_Exercise aim_.
Return the entries verbatim and drop every picture.

════

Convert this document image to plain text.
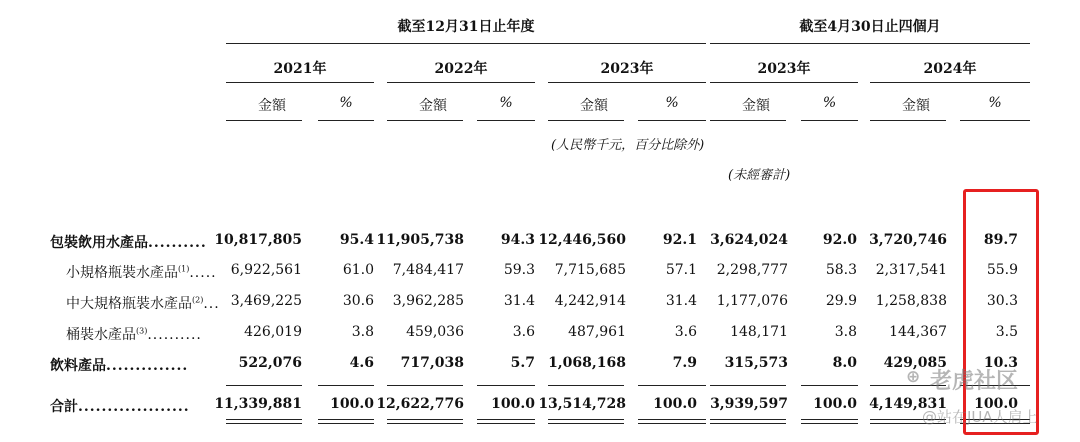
截至12月31日止年度	截至4月30日止四個月
2021年	2022年	2023年	2023年	2024年
金額	%	金額	%	金額	%	金額	%	金額	%
(人民幣千元，百分比除外)
(未經審計)
包裝飲用水產品.......... 10,817,805	95.4 11,905,738	94.3 12,446,560	92.1 3,624,024	92.0 3,720,746	89.7
小規格瓶裝水產品$^{(1)}$.....	6,922,561	61.0	7,484,417	59.3	7,715,685	57.1	2,298,777	58.3	2,317,541	55.9
中大規格瓶裝水產品$^{(2)}$... 3,469,225	30.6	3,962,285	31.4	4,242,914	31.4	1,177,076	29.9	1,258,838	30.3
桶裝水產品$^{(3)}$..........	426,019	3.8	459,036	3.6	487,961	3.6	148,171	3.8	144,367	3.5
飲料產品..............	522,076	4.6	717,038	5.7 1,068,168	7.9	315,573	8.0	429,085	10.3
合計...................	11,339,881	100.0 12,622,776	100.0 13,514,728	100.0 3,939,597	100.0 4,149,831	100.0
⊕ 老虎社区
@站在JUA人肩上
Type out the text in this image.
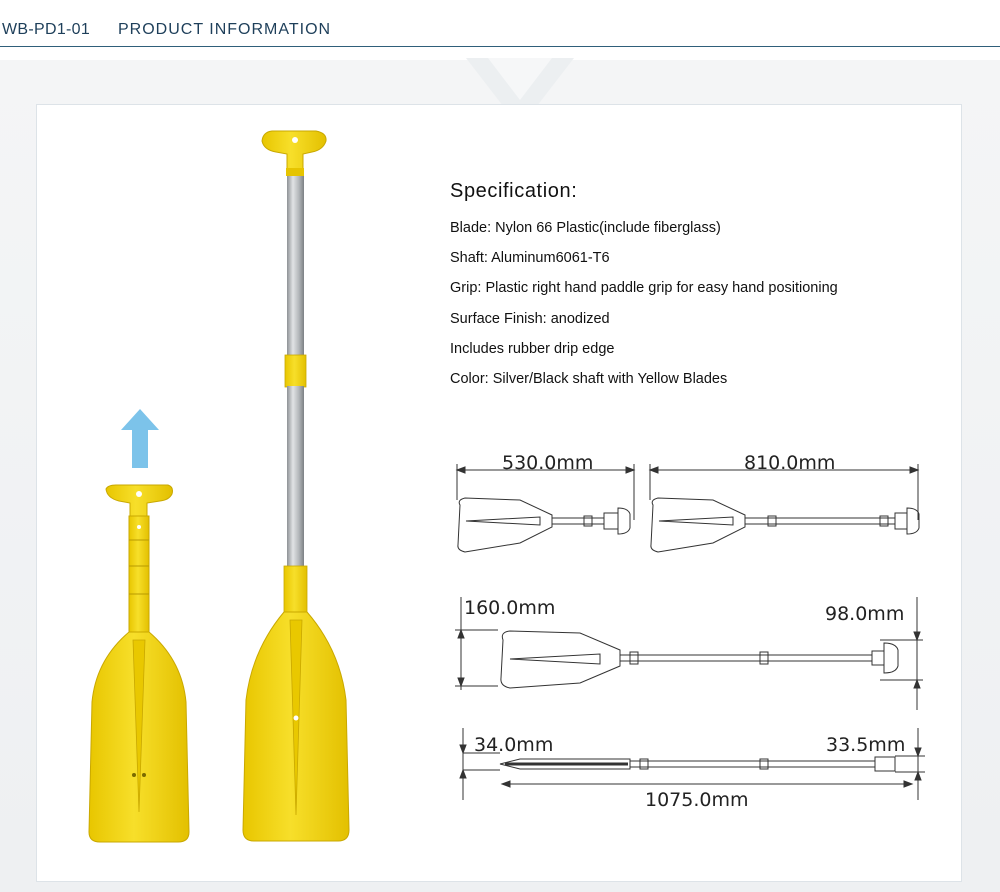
WB-PD1-01 PRODUCT INFORMATION
530.0mm	810.0mm
160.0mm	98.0mm
34.0mm	33.5mm
1075.0mm
Specification:
Blade: Nylon 66 Plastic(include fiberglass)
Shaft: Aluminum6061-T6
Grip: Plastic right hand paddle grip for easy hand positioning
Surface Finish: anodized
Includes rubber drip edge
Color: Silver/Black shaft with Yellow Blades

════

_Written answer_.
Convert this document image to plain text.
截至12月31日止年度	截至4月30日止四個月
2021年	2022年	2023年	2023年	2024年
金額	%	金額	%	金額	%	金額	%	金額	%
(人民幣千元，百分比除外)
(未經審計)
包裝飲用水產品.......... 10,817,805	95.4 11,905,738	94.3 12,446,560	92.1 3,624,024	92.0 3,720,746	89.7
小規格瓶裝水產品$^{(1)}$.....	6,922,561	61.0	7,484,417	59.3	7,715,685	57.1	2,298,777	58.3	2,317,541	55.9
中大規格瓶裝水產品$^{(2)}$... 3,469,225	30.6	3,962,285	31.4	4,242,914	31.4	1,177,076	29.9	1,258,838	30.3
桶裝水產品$^{(3)}$..........	426,019	3.8	459,036	3.6	487,961	3.6	148,171	3.8	144,367	3.5
飲料產品..............	522,076	4.6	717,038	5.7 1,068,168	7.9	315,573	8.0	429,085	10.3
合計...................	11,339,881	100.0 12,622,776	100.0 13,514,728	100.0 3,939,597	100.0 4,149,831	100.0
⊕ 老虎社区
@站在JUA人肩上
Type out the text in this image.
WB-PD1-01 PRODUCT INFORMATION
530.0mm	810.0mm
160.0mm	98.0mm
34.0mm	33.5mm
1075.0mm
Specification:
Blade: Nylon 66 Plastic(include fiberglass)
Shaft: Aluminum6061-T6
Grip: Plastic right hand paddle grip for easy hand positioning
Surface Finish: anodized
Includes rubber drip edge
Color: Silver/Black shaft with Yellow Blades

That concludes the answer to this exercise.